**Goal:**
Render every entry verbatim.

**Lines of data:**
** START **
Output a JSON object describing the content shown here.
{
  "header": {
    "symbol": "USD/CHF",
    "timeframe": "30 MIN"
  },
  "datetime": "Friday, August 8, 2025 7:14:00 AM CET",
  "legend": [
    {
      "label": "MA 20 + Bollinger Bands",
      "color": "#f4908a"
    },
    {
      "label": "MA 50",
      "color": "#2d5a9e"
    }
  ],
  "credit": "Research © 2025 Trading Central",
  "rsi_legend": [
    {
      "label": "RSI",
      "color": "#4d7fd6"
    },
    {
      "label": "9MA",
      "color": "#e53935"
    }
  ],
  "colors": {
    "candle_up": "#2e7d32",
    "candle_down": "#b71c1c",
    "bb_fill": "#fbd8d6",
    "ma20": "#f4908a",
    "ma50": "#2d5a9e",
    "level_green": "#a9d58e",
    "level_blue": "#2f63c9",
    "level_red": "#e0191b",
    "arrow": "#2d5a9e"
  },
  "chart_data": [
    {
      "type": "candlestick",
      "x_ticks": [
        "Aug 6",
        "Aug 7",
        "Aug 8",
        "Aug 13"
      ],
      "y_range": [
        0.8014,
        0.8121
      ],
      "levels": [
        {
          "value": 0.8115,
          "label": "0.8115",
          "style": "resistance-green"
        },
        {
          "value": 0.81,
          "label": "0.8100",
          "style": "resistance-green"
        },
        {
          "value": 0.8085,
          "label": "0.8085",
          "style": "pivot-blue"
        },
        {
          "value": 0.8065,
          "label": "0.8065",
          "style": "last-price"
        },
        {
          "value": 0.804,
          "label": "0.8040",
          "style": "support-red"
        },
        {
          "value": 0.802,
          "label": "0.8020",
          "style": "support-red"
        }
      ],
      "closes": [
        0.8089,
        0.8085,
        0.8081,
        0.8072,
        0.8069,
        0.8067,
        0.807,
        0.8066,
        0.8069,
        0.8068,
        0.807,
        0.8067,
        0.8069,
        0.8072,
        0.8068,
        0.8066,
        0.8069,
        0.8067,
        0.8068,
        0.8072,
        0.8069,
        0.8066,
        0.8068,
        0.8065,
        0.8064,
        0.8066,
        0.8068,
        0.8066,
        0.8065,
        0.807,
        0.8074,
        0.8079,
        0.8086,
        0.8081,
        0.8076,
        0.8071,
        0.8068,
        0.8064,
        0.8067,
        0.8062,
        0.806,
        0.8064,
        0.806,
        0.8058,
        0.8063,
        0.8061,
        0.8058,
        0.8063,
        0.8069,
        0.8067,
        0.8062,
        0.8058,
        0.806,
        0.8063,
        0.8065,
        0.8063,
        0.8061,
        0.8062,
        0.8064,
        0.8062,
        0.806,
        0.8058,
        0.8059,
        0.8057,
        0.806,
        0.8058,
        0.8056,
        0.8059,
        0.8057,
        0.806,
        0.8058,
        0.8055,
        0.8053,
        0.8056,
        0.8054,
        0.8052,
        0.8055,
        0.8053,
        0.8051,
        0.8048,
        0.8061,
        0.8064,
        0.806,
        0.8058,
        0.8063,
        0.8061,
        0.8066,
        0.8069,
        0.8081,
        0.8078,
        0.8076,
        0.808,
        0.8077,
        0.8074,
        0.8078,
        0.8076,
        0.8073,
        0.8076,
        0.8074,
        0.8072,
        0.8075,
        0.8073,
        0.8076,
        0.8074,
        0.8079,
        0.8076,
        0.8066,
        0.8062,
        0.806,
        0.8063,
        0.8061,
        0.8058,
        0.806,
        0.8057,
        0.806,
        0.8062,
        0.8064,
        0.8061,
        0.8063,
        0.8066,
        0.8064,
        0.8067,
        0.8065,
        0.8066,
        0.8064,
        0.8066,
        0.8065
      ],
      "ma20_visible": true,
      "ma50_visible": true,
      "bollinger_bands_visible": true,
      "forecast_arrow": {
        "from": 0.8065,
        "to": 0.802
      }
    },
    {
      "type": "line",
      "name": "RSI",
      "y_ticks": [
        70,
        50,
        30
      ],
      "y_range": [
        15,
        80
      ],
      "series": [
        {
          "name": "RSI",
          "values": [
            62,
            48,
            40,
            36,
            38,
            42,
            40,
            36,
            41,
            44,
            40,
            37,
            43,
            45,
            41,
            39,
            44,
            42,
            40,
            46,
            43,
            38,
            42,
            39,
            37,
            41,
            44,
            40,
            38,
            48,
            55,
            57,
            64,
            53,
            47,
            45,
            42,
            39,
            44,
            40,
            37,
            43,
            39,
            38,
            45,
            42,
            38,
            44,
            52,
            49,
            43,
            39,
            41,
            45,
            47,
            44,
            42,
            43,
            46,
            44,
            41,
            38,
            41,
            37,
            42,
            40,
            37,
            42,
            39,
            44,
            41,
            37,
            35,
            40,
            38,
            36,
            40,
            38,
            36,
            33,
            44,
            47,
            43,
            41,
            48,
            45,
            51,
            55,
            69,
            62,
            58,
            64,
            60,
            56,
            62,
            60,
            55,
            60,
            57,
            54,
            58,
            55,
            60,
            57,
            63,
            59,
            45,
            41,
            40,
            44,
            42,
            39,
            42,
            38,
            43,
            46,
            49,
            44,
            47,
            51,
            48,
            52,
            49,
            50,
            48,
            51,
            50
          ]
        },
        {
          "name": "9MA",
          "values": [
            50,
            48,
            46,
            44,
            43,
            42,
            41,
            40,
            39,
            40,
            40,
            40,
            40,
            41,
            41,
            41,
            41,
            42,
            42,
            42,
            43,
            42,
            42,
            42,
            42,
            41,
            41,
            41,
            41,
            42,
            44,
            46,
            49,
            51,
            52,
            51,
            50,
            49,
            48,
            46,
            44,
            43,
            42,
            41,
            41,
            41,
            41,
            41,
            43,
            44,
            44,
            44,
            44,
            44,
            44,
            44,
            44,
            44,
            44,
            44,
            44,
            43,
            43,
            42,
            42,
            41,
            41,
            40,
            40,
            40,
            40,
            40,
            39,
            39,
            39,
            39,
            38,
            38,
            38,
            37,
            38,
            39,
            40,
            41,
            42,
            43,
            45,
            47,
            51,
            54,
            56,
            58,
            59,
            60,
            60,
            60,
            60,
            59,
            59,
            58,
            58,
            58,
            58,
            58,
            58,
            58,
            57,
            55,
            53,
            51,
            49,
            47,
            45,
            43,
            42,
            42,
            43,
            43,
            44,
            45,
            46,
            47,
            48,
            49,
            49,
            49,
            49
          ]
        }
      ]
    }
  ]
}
** END **
**Result of this exercise:**
Output a JSON object describing the content shown here.
{
  "header": {
    "symbol": "USD/CHF",
    "timeframe": "30 MIN"
  },
  "datetime": "Friday, August 8, 2025 7:14:00 AM CET",
  "legend": [
    {
      "label": "MA 20 + Bollinger Bands",
      "color": "#f4908a"
    },
    {
      "label": "MA 50",
      "color": "#2d5a9e"
    }
  ],
  "credit": "Research © 2025 Trading Central",
  "rsi_legend": [
    {
      "label": "RSI",
      "color": "#4d7fd6"
    },
    {
      "label": "9MA",
      "color": "#e53935"
    }
  ],
  "colors": {
    "candle_up": "#2e7d32",
    "candle_down": "#b71c1c",
    "bb_fill": "#fbd8d6",
    "ma20": "#f4908a",
    "ma50": "#2d5a9e",
    "level_green": "#a9d58e",
    "level_blue": "#2f63c9",
    "level_red": "#e0191b",
    "arrow": "#2d5a9e"
  },
  "chart_data": [
    {
      "type": "candlestick",
      "x_ticks": [
        "Aug 6",
        "Aug 7",
        "Aug 8",
        "Aug 13"
      ],
      "y_range": [
        0.8014,
        0.8121
      ],
      "levels": [
        {
          "value": 0.8115,
          "label": "0.8115",
          "style": "resistance-green"
        },
        {
          "value": 0.81,
          "label": "0.8100",
          "style": "resistance-green"
        },
        {
          "value": 0.8085,
          "label": "0.8085",
          "style": "pivot-blue"
        },
        {
          "value": 0.8065,
          "label": "0.8065",
          "style": "last-price"
        },
        {
          "value": 0.804,
          "label": "0.8040",
          "style": "support-red"
        },
        {
          "value": 0.802,
          "label": "0.8020",
          "style": "support-red"
        }
      ],
      "closes": [
        0.8089,
        0.8085,
        0.8081,
        0.8072,
        0.8069,
        0.8067,
        0.807,
        0.8066,
        0.8069,
        0.8068,
        0.807,
        0.8067,
        0.8069,
        0.8072,
        0.8068,
        0.8066,
        0.8069,
        0.8067,
        0.8068,
        0.8072,
        0.8069,
        0.8066,
        0.8068,
        0.8065,
        0.8064,
        0.8066,
        0.8068,
        0.8066,
        0.8065,
        0.807,
        0.8074,
        0.8079,
        0.8086,
        0.8081,
        0.8076,
        0.8071,
        0.8068,
        0.8064,
        0.8067,
        0.8062,
        0.806,
        0.8064,
        0.806,
        0.8058,
        0.8063,
        0.8061,
        0.8058,
        0.8063,
        0.8069,
        0.8067,
        0.8062,
        0.8058,
        0.806,
        0.8063,
        0.8065,
        0.8063,
        0.8061,
        0.8062,
        0.8064,
        0.8062,
        0.806,
        0.8058,
        0.8059,
        0.8057,
        0.806,
        0.8058,
        0.8056,
        0.8059,
        0.8057,
        0.806,
        0.8058,
        0.8055,
        0.8053,
        0.8056,
        0.8054,
        0.8052,
        0.8055,
        0.8053,
        0.8051,
        0.8048,
        0.8061,
        0.8064,
        0.806,
        0.8058,
        0.8063,
        0.8061,
        0.8066,
        0.8069,
        0.8081,
        0.8078,
        0.8076,
        0.808,
        0.8077,
        0.8074,
        0.8078,
        0.8076,
        0.8073,
        0.8076,
        0.8074,
        0.8072,
        0.8075,
        0.8073,
        0.8076,
        0.8074,
        0.8079,
        0.8076,
        0.8066,
        0.8062,
        0.806,
        0.8063,
        0.8061,
        0.8058,
        0.806,
        0.8057,
        0.806,
        0.8062,
        0.8064,
        0.8061,
        0.8063,
        0.8066,
        0.8064,
        0.8067,
        0.8065,
        0.8066,
        0.8064,
        0.8066,
        0.8065
      ],
      "ma20_visible": true,
      "ma50_visible": true,
      "bollinger_bands_visible": true,
      "forecast_arrow": {
        "from": 0.8065,
        "to": 0.802
      }
    },
    {
      "type": "line",
      "name": "RSI",
      "y_ticks": [
        70,
        50,
        30
      ],
      "y_range": [
        15,
        80
      ],
      "series": [
        {
          "name": "RSI",
          "values": [
            62,
            48,
            40,
            36,
            38,
            42,
            40,
            36,
            41,
            44,
            40,
            37,
            43,
            45,
            41,
            39,
            44,
            42,
            40,
            46,
            43,
            38,
            42,
            39,
            37,
            41,
            44,
            40,
            38,
            48,
            55,
            57,
            64,
            53,
            47,
            45,
            42,
            39,
            44,
            40,
            37,
            43,
            39,
            38,
            45,
            42,
            38,
            44,
            52,
            49,
            43,
            39,
            41,
            45,
            47,
            44,
            42,
            43,
            46,
            44,
            41,
            38,
            41,
            37,
            42,
            40,
            37,
            42,
            39,
            44,
            41,
            37,
            35,
            40,
            38,
            36,
            40,
            38,
            36,
            33,
            44,
            47,
            43,
            41,
            48,
            45,
            51,
            55,
            69,
            62,
            58,
            64,
            60,
            56,
            62,
            60,
            55,
            60,
            57,
            54,
            58,
            55,
            60,
            57,
            63,
            59,
            45,
            41,
            40,
            44,
            42,
            39,
            42,
            38,
            43,
            46,
            49,
            44,
            47,
            51,
            48,
            52,
            49,
            50,
            48,
            51,
            50
          ]
        },
        {
          "name": "9MA",
          "values": [
            50,
            48,
            46,
            44,
            43,
            42,
            41,
            40,
            39,
            40,
            40,
            40,
            40,
            41,
            41,
            41,
            41,
            42,
            42,
            42,
            43,
            42,
            42,
            42,
            42,
            41,
            41,
            41,
            41,
            42,
            44,
            46,
            49,
            51,
            52,
            51,
            50,
            49,
            48,
            46,
            44,
            43,
            42,
            41,
            41,
            41,
            41,
            41,
            43,
            44,
            44,
            44,
            44,
            44,
            44,
            44,
            44,
            44,
            44,
            44,
            44,
            43,
            43,
            42,
            42,
            41,
            41,
            40,
            40,
            40,
            40,
            40,
            39,
            39,
            39,
            39,
            38,
            38,
            38,
            37,
            38,
            39,
            40,
            41,
            42,
            43,
            45,
            47,
            51,
            54,
            56,
            58,
            59,
            60,
            60,
            60,
            60,
            59,
            59,
            58,
            58,
            58,
            58,
            58,
            58,
            58,
            57,
            55,
            53,
            51,
            49,
            47,
            45,
            43,
            42,
            42,
            43,
            43,
            44,
            45,
            46,
            47,
            48,
            49,
            49,
            49,
            49
          ]
        }
      ]
    }
  ]
}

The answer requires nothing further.